GOAL OF THE EXERCISE:
Go through the listing below and gather every line with the word "nämlich".

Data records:
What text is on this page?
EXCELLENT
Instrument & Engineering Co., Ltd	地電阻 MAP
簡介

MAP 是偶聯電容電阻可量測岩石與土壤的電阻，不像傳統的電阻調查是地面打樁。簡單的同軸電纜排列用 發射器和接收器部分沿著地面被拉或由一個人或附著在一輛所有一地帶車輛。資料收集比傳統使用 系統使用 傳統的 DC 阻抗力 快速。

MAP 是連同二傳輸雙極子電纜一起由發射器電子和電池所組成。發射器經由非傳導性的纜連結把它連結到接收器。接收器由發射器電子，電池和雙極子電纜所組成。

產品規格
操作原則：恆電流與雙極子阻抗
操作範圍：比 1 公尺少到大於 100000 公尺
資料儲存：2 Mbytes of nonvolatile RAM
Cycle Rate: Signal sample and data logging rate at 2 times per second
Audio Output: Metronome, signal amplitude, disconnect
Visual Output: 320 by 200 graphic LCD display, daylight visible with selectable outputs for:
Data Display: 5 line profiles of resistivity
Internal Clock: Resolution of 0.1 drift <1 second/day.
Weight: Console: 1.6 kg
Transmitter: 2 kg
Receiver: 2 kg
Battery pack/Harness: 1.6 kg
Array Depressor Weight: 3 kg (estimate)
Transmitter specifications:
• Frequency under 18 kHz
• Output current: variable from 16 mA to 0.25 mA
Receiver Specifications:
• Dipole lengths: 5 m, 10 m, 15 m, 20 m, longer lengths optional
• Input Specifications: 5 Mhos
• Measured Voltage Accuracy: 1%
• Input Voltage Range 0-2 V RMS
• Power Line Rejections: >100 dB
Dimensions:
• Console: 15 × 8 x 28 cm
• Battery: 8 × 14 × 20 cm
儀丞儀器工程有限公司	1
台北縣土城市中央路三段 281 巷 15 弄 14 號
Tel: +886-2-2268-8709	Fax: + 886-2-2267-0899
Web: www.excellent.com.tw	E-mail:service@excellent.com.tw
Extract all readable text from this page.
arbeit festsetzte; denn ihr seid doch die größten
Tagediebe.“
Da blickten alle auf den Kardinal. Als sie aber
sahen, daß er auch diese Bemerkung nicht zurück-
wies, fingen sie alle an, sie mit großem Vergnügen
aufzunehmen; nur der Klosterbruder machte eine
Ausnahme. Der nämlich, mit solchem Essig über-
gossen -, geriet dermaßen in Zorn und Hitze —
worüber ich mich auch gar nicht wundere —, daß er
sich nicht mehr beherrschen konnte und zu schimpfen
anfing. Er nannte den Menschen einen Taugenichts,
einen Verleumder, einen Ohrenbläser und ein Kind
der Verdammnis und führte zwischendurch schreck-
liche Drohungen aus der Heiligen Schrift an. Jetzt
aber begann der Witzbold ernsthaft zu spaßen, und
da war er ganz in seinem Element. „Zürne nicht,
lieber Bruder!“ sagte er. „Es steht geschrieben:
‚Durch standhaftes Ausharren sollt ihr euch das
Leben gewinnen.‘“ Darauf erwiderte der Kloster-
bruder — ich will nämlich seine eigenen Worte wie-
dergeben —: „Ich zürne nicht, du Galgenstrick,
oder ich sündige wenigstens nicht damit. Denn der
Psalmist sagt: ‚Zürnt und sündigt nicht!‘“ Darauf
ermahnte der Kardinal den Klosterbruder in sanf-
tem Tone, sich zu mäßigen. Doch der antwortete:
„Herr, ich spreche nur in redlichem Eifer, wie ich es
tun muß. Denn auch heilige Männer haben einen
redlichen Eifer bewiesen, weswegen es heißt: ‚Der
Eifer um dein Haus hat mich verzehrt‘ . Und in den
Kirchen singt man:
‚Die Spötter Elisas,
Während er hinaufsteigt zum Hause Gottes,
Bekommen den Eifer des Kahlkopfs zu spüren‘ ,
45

TASK OUTPUT:
Ausnahme. Der nämlich, mit solchem Essig über-
bruder — ich will nämlich seine eigenen Worte wie-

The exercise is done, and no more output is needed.